Written request: The records below must be transcribed exactly. Do not include the pictures.

Data listing
|---|

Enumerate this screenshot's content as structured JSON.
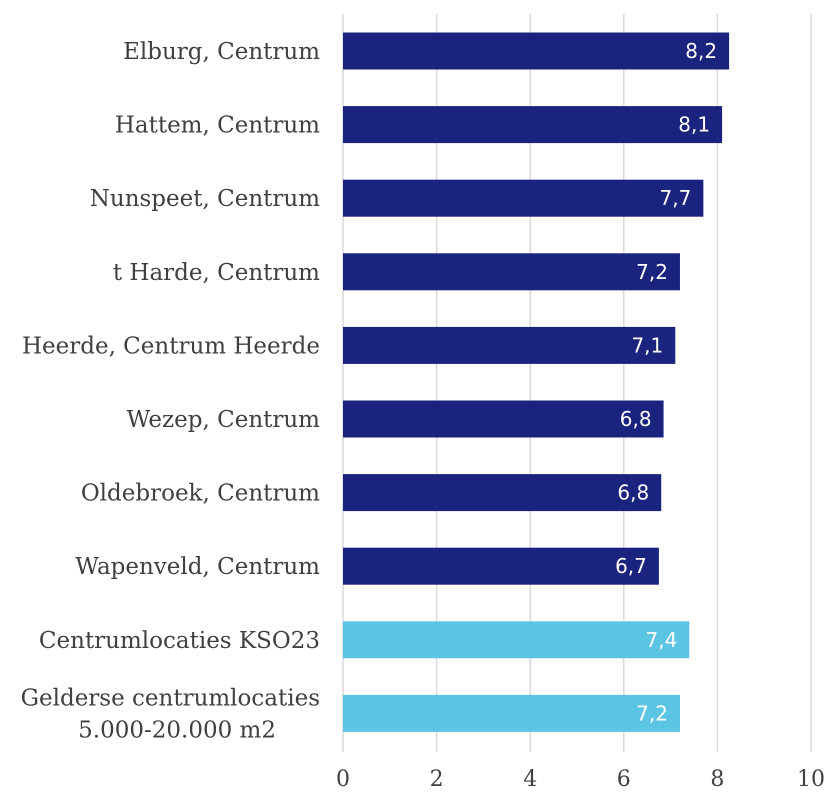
{
  "chart_data": {
    "type": "bar",
    "orientation": "horizontal",
    "categories": [
      [
        "Elburg, Centrum"
      ],
      [
        "Hattem, Centrum"
      ],
      [
        "Nunspeet, Centrum"
      ],
      [
        "t Harde, Centrum"
      ],
      [
        "Heerde, Centrum Heerde"
      ],
      [
        "Wezep, Centrum"
      ],
      [
        "Oldebroek, Centrum"
      ],
      [
        "Wapenveld, Centrum"
      ],
      [
        "Centrumlocaties KSO23"
      ],
      [
        "Gelderse centrumlocaties",
        "5.000-20.000 m2"
      ]
    ],
    "values": [
      8.25,
      8.1,
      7.7,
      7.2,
      7.1,
      6.85,
      6.8,
      6.75,
      7.4,
      7.2
    ],
    "data_labels": [
      "8,2",
      "8,1",
      "7,7",
      "7,2",
      "7,1",
      "6,8",
      "6,8",
      "6,7",
      "7,4",
      "7,2"
    ],
    "bar_colors": [
      "#1a237e",
      "#1a237e",
      "#1a237e",
      "#1a237e",
      "#1a237e",
      "#1a237e",
      "#1a237e",
      "#1a237e",
      "#5bc5e3",
      "#5bc5e3"
    ],
    "xlim": [
      0,
      10
    ],
    "xticks": [
      0,
      2,
      4,
      6,
      8,
      10
    ],
    "xtick_labels": [
      "0",
      "2",
      "4",
      "6",
      "8",
      "10"
    ],
    "grid": "vertical",
    "legend": "none",
    "title": "",
    "xlabel": "",
    "ylabel": ""
  }
}
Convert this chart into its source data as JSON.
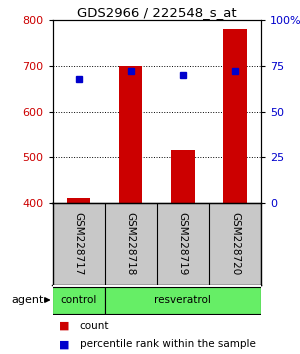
{
  "title": "GDS2966 / 222548_s_at",
  "samples": [
    "GSM228717",
    "GSM228718",
    "GSM228719",
    "GSM228720"
  ],
  "count_values": [
    410,
    700,
    515,
    780
  ],
  "count_baseline": 400,
  "percentile_values": [
    68,
    72,
    70,
    72
  ],
  "ylim_left": [
    400,
    800
  ],
  "ylim_right": [
    0,
    100
  ],
  "yticks_left": [
    400,
    500,
    600,
    700,
    800
  ],
  "yticks_right": [
    0,
    25,
    50,
    75,
    100
  ],
  "ytick_labels_right": [
    "0",
    "25",
    "50",
    "75",
    "100%"
  ],
  "bar_color": "#cc0000",
  "dot_color": "#0000cc",
  "left_axis_color": "#cc0000",
  "right_axis_color": "#0000cc",
  "plot_bg_color": "#ffffff",
  "sample_box_color": "#c8c8c8",
  "group_color": "#66ee66",
  "group_defs": [
    {
      "start": 0,
      "end": 0,
      "label": "control"
    },
    {
      "start": 1,
      "end": 3,
      "label": "resveratrol"
    }
  ],
  "group_row_label": "agent",
  "legend_items": [
    {
      "color": "#cc0000",
      "label": "count"
    },
    {
      "color": "#0000cc",
      "label": "percentile rank within the sample"
    }
  ]
}
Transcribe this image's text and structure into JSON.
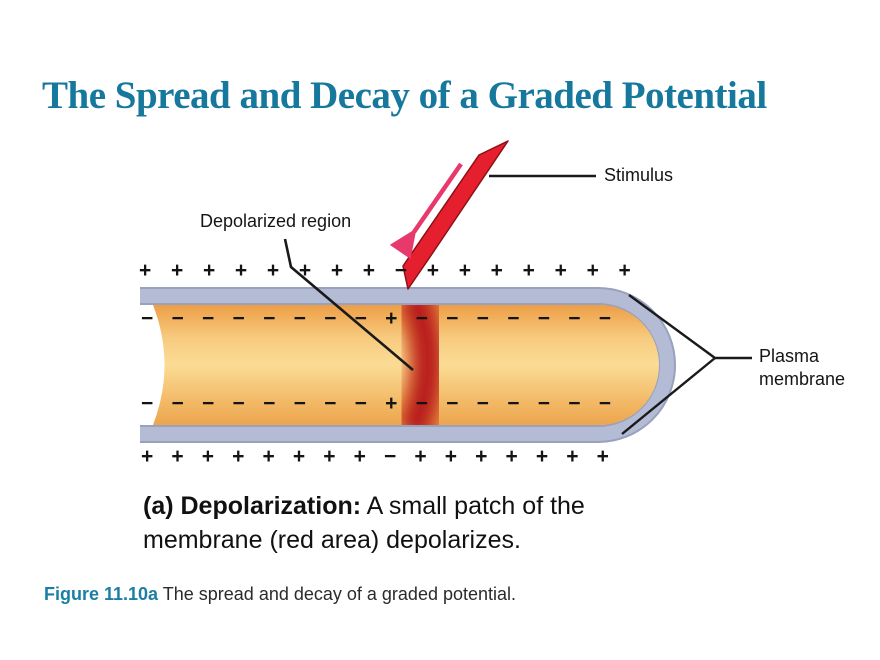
{
  "slide": {
    "title": "The Spread and Decay of a Graded Potential",
    "caption_heading": "(a) Depolarization:",
    "caption_text": "A small patch of the membrane (red area) depolarizes.",
    "figure_label": "Figure 11.10a",
    "figure_text": "The spread and decay of a graded potential."
  },
  "diagram": {
    "labels": {
      "stimulus": "Stimulus",
      "depolarized_region": "Depolarized region",
      "plasma_membrane": "Plasma membrane"
    },
    "charges": {
      "outside_top": [
        "+",
        "+",
        "+",
        "+",
        "+",
        "+",
        "+",
        "+",
        "−",
        "+",
        "+",
        "+",
        "+",
        "+",
        "+",
        "+"
      ],
      "inside_top": [
        "−",
        "−",
        "−",
        "−",
        "−",
        "−",
        "−",
        "−",
        "+",
        "−",
        "−",
        "−",
        "−",
        "−",
        "−",
        "−"
      ],
      "inside_bottom": [
        "−",
        "−",
        "−",
        "−",
        "−",
        "−",
        "−",
        "−",
        "+",
        "−",
        "−",
        "−",
        "−",
        "−",
        "−",
        "−"
      ],
      "outside_bottom": [
        "+",
        "+",
        "+",
        "+",
        "+",
        "+",
        "+",
        "+",
        "−",
        "+",
        "+",
        "+",
        "+",
        "+",
        "+",
        "+"
      ]
    }
  },
  "colors": {
    "title_teal": "#16789C",
    "figure_label_teal": "#1B7FA5",
    "membrane_fill": "#B4BBD4",
    "membrane_edge": "#98A1BD",
    "axon_light": "#FBDC95",
    "axon_dark": "#EEA14B",
    "depolarized_red": "#B7181C",
    "stimulus_red": "#E51F2E",
    "stimulus_arrow_pink": "#E8396D",
    "leader_line": "#1A1A1A"
  }
}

|---|

Response for this exercise:
Enumerate this screenshot's content as structured JSON.
{
  "chart_data": {
    "type": "bar",
    "orientation": "horizontal",
    "categories": [
      [
        "Elburg, Centrum"
      ],
      [
        "Hattem, Centrum"
      ],
      [
        "Nunspeet, Centrum"
      ],
      [
        "t Harde, Centrum"
      ],
      [
        "Heerde, Centrum Heerde"
      ],
      [
        "Wezep, Centrum"
      ],
      [
        "Oldebroek, Centrum"
      ],
      [
        "Wapenveld, Centrum"
      ],
      [
        "Centrumlocaties KSO23"
      ],
      [
        "Gelderse centrumlocaties",
        "5.000-20.000 m2"
      ]
    ],
    "values": [
      8.25,
      8.1,
      7.7,
      7.2,
      7.1,
      6.85,
      6.8,
      6.75,
      7.4,
      7.2
    ],
    "data_labels": [
      "8,2",
      "8,1",
      "7,7",
      "7,2",
      "7,1",
      "6,8",
      "6,8",
      "6,7",
      "7,4",
      "7,2"
    ],
    "bar_colors": [
      "#1a237e",
      "#1a237e",
      "#1a237e",
      "#1a237e",
      "#1a237e",
      "#1a237e",
      "#1a237e",
      "#1a237e",
      "#5bc5e3",
      "#5bc5e3"
    ],
    "xlim": [
      0,
      10
    ],
    "xticks": [
      0,
      2,
      4,
      6,
      8,
      10
    ],
    "xtick_labels": [
      "0",
      "2",
      "4",
      "6",
      "8",
      "10"
    ],
    "grid": "vertical",
    "legend": "none",
    "title": "",
    "xlabel": "",
    "ylabel": ""
  }
}
Convert this chart into its source data as JSON.
{
  "title": "GDS2966 / 222548_s_at",
  "samples": [
    "GSM228717",
    "GSM228718",
    "GSM228719",
    "GSM228720"
  ],
  "count_values": [
    410,
    700,
    515,
    780
  ],
  "count_baseline": 400,
  "percentile_values": [
    68,
    72,
    70,
    72
  ],
  "ylim_left": [
    400,
    800
  ],
  "ylim_right": [
    0,
    100
  ],
  "yticks_left": [
    400,
    500,
    600,
    700,
    800
  ],
  "yticks_right": [
    0,
    25,
    50,
    75,
    100
  ],
  "ytick_labels_right": [
    "0",
    "25",
    "50",
    "75",
    "100%"
  ],
  "bar_color": "#cc0000",
  "dot_color": "#0000cc",
  "left_axis_color": "#cc0000",
  "right_axis_color": "#0000cc",
  "plot_bg_color": "#ffffff",
  "sample_box_color": "#c8c8c8",
  "group_color": "#66ee66",
  "group_defs": [
    {
      "start": 0,
      "end": 0,
      "label": "control"
    },
    {
      "start": 1,
      "end": 3,
      "label": "resveratrol"
    }
  ],
  "group_row_label": "agent",
  "legend_items": [
    {
      "color": "#cc0000",
      "label": "count"
    },
    {
      "color": "#0000cc",
      "label": "percentile rank within the sample"
    }
  ]
}
Transcribe this image's text and structure into JSON.
{
  "slide": {
    "title": "The Spread and Decay of a Graded Potential",
    "caption_heading": "(a) Depolarization:",
    "caption_text": "A small patch of the membrane (red area) depolarizes.",
    "figure_label": "Figure 11.10a",
    "figure_text": "The spread and decay of a graded potential."
  },
  "diagram": {
    "labels": {
      "stimulus": "Stimulus",
      "depolarized_region": "Depolarized region",
      "plasma_membrane": "Plasma membrane"
    },
    "charges": {
      "outside_top": [
        "+",
        "+",
        "+",
        "+",
        "+",
        "+",
        "+",
        "+",
        "−",
        "+",
        "+",
        "+",
        "+",
        "+",
        "+",
        "+"
      ],
      "inside_top": [
        "−",
        "−",
        "−",
        "−",
        "−",
        "−",
        "−",
        "−",
        "+",
        "−",
        "−",
        "−",
        "−",
        "−",
        "−",
        "−"
      ],
      "inside_bottom": [
        "−",
        "−",
        "−",
        "−",
        "−",
        "−",
        "−",
        "−",
        "+",
        "−",
        "−",
        "−",
        "−",
        "−",
        "−",
        "−"
      ],
      "outside_bottom": [
        "+",
        "+",
        "+",
        "+",
        "+",
        "+",
        "+",
        "+",
        "−",
        "+",
        "+",
        "+",
        "+",
        "+",
        "+",
        "+"
      ]
    }
  },
  "colors": {
    "title_teal": "#16789C",
    "figure_label_teal": "#1B7FA5",
    "membrane_fill": "#B4BBD4",
    "membrane_edge": "#98A1BD",
    "axon_light": "#FBDC95",
    "axon_dark": "#EEA14B",
    "depolarized_red": "#B7181C",
    "stimulus_red": "#E51F2E",
    "stimulus_arrow_pink": "#E8396D",
    "leader_line": "#1A1A1A"
  }
}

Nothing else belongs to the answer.